Raw records
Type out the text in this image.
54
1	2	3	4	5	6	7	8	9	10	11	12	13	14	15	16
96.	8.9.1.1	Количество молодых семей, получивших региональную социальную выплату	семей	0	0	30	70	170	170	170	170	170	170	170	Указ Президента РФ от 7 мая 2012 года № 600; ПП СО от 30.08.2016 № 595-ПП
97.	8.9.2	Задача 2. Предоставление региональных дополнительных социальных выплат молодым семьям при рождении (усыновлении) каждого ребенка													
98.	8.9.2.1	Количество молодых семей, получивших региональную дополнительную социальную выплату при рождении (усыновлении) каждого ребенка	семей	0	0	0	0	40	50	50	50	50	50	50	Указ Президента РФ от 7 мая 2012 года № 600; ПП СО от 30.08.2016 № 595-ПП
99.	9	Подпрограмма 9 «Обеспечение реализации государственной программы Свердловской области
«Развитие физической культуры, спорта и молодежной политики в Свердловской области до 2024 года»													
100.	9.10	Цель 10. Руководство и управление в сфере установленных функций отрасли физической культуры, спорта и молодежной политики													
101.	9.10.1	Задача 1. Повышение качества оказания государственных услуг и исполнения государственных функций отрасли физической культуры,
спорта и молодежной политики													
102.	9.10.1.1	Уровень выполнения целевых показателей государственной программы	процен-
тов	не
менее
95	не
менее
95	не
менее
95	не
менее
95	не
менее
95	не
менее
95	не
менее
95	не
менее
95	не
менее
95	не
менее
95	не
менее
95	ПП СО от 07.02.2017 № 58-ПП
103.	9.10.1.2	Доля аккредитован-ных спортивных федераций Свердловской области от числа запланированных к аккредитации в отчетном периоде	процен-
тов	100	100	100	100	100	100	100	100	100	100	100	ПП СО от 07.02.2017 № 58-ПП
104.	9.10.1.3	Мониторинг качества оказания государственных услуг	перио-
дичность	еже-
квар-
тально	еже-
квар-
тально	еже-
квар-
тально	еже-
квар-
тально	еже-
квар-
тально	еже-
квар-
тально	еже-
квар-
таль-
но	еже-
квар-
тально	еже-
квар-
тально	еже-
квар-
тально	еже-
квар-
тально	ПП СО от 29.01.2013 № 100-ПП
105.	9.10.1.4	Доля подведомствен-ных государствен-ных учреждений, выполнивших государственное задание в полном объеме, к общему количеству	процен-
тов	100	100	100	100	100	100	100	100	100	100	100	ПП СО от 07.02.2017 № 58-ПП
--
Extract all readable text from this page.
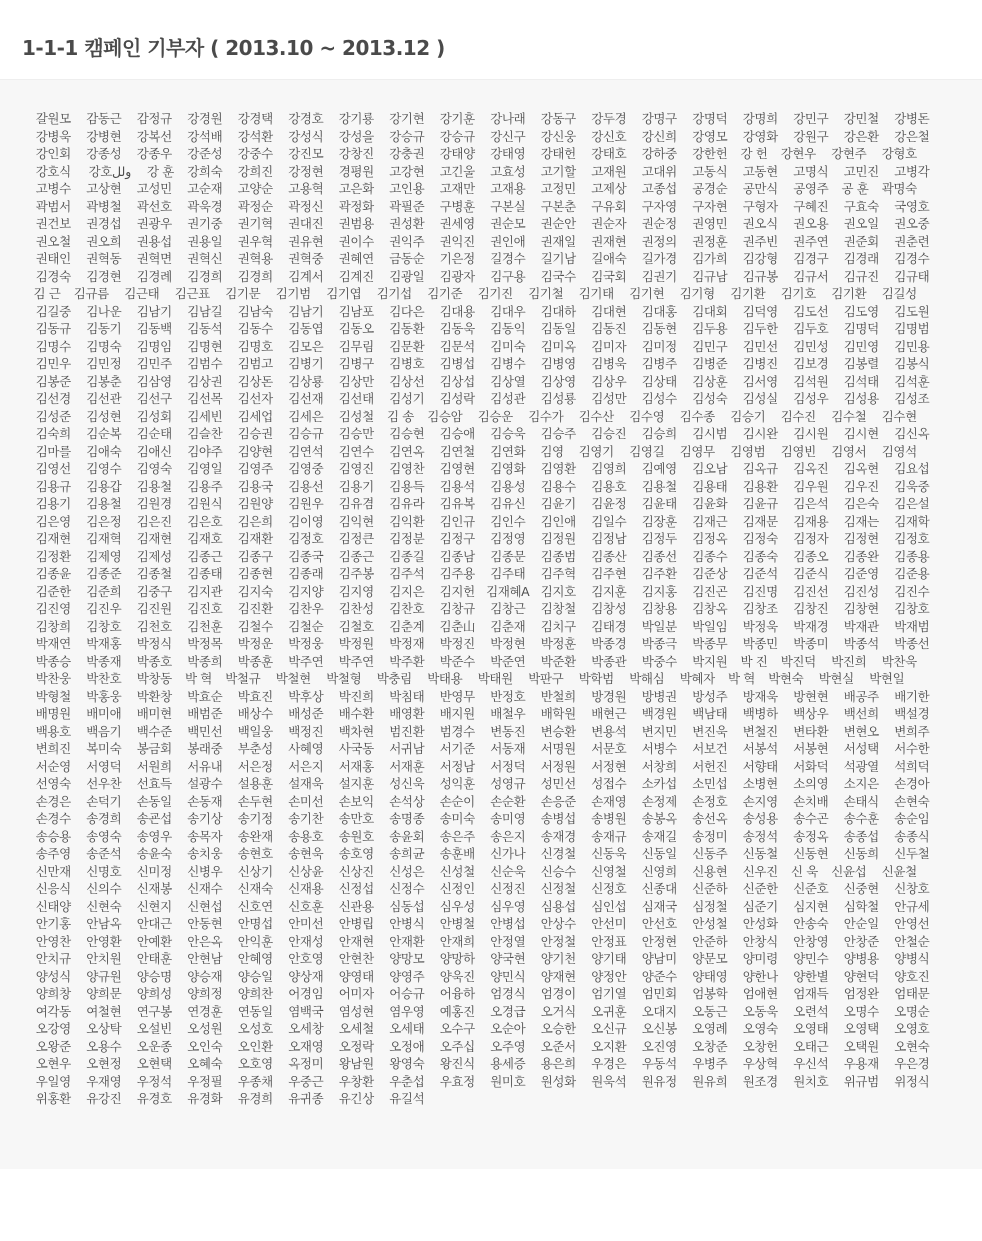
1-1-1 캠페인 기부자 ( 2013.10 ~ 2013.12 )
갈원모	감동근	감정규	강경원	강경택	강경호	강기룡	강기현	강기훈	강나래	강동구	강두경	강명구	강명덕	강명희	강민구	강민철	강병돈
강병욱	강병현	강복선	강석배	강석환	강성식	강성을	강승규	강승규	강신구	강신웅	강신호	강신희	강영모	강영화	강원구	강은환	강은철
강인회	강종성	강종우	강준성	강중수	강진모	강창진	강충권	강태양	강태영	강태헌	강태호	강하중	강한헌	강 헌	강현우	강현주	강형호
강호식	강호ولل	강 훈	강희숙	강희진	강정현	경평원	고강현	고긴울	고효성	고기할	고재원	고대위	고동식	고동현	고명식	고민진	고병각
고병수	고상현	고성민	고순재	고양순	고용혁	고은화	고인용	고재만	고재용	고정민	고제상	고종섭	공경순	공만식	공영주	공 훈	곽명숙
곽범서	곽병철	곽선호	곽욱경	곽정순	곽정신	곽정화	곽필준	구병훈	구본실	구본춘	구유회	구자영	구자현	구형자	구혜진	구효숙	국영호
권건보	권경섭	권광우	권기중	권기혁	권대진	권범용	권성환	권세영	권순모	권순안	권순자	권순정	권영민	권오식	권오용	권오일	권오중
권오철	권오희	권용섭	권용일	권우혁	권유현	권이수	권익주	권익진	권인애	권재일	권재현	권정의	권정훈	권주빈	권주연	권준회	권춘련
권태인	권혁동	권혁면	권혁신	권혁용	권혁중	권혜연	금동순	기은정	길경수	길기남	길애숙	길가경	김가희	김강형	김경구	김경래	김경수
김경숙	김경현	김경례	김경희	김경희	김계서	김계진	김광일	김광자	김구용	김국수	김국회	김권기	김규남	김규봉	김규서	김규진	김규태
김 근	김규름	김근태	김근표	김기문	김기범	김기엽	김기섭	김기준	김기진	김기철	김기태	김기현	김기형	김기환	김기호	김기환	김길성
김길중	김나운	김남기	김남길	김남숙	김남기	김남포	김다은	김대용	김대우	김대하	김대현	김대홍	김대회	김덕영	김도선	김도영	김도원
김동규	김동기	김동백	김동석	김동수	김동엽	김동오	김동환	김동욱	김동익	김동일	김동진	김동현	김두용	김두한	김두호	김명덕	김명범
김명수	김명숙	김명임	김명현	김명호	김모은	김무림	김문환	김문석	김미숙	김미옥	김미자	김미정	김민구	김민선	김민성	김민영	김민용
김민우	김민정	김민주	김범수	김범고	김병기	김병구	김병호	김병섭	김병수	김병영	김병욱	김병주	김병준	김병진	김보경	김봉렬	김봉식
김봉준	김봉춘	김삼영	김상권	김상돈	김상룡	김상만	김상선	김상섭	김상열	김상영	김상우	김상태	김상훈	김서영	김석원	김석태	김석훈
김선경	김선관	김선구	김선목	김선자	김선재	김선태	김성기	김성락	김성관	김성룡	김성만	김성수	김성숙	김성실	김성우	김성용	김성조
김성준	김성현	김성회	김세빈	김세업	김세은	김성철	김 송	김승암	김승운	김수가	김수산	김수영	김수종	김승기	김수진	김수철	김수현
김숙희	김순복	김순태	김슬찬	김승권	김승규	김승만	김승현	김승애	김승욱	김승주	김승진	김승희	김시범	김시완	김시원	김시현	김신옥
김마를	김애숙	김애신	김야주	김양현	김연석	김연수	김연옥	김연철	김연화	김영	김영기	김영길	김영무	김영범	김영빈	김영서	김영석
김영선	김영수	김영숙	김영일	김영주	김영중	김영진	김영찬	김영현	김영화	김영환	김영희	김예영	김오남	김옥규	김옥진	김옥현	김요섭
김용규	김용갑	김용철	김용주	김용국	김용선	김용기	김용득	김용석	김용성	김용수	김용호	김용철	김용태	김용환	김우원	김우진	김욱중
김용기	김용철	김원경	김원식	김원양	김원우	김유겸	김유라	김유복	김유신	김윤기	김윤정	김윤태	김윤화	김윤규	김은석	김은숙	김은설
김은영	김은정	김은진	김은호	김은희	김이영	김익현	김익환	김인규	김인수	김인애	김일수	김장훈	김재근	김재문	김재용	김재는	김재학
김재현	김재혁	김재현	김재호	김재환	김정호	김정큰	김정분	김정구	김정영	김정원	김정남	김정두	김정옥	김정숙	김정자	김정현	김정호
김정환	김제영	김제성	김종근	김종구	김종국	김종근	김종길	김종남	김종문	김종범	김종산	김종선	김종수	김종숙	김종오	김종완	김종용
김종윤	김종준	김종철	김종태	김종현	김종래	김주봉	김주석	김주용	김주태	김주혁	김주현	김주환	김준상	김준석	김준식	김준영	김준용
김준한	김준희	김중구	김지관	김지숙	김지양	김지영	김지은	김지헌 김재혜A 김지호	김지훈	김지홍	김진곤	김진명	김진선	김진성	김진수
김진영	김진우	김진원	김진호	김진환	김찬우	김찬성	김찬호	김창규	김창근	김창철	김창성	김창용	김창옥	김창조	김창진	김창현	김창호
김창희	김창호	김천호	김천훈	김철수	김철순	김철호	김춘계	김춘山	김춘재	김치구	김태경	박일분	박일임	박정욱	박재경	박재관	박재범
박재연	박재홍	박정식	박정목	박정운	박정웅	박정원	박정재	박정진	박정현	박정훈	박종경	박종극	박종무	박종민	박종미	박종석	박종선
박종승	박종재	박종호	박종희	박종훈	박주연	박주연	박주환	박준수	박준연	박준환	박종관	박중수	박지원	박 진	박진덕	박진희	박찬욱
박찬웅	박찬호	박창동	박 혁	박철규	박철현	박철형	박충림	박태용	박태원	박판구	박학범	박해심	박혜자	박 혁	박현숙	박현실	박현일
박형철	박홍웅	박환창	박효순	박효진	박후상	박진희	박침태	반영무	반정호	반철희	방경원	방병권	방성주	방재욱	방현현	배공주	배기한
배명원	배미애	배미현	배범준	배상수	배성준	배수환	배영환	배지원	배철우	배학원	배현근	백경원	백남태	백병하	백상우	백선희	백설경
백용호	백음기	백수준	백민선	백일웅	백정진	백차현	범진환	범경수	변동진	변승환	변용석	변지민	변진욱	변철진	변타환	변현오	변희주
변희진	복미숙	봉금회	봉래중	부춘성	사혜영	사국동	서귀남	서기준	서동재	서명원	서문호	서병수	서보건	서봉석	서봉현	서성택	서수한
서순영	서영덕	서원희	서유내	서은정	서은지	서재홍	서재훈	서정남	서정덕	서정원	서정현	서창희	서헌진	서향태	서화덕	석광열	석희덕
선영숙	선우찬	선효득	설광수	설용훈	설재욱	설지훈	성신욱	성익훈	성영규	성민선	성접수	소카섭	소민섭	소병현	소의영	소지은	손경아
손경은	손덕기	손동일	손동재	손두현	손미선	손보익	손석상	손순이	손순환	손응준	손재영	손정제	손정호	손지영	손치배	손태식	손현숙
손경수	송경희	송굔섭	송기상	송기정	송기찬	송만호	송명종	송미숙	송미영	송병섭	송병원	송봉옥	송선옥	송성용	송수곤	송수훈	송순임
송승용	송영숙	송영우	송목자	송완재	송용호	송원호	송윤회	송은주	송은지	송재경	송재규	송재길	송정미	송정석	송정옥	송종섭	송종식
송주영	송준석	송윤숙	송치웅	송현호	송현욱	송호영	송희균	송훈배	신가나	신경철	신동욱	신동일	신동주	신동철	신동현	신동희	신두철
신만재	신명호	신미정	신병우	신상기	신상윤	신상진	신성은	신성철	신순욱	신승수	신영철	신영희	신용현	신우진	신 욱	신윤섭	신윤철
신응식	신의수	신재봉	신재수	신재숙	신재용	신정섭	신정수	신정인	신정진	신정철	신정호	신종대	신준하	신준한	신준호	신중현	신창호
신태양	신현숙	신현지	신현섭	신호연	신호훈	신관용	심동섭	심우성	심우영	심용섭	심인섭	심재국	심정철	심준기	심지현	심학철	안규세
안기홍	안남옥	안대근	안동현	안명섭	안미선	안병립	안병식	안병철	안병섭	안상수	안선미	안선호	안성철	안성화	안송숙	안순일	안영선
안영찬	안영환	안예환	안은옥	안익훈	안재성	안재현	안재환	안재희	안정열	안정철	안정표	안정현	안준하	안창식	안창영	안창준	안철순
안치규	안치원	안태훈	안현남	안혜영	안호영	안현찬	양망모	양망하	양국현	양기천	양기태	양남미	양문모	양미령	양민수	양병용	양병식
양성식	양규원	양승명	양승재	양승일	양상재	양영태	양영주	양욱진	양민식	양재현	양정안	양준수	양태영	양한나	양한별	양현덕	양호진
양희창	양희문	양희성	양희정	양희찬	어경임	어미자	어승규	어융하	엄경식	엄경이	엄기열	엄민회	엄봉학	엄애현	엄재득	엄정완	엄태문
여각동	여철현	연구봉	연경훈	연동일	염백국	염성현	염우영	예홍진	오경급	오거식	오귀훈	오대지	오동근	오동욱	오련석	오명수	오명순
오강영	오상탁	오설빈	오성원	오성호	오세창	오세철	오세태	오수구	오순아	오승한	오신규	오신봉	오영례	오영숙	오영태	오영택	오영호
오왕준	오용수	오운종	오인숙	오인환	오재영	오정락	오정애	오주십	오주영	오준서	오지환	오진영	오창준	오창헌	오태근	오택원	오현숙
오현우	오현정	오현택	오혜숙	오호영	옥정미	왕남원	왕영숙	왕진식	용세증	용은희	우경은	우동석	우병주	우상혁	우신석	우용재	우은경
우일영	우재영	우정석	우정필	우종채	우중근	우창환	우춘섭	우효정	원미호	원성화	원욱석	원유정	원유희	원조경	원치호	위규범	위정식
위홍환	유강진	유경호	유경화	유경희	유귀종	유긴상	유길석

- GOAL -
Provide only the count of lines in the material above that hold the word "качества".

- WRITTEN ANSWER -
2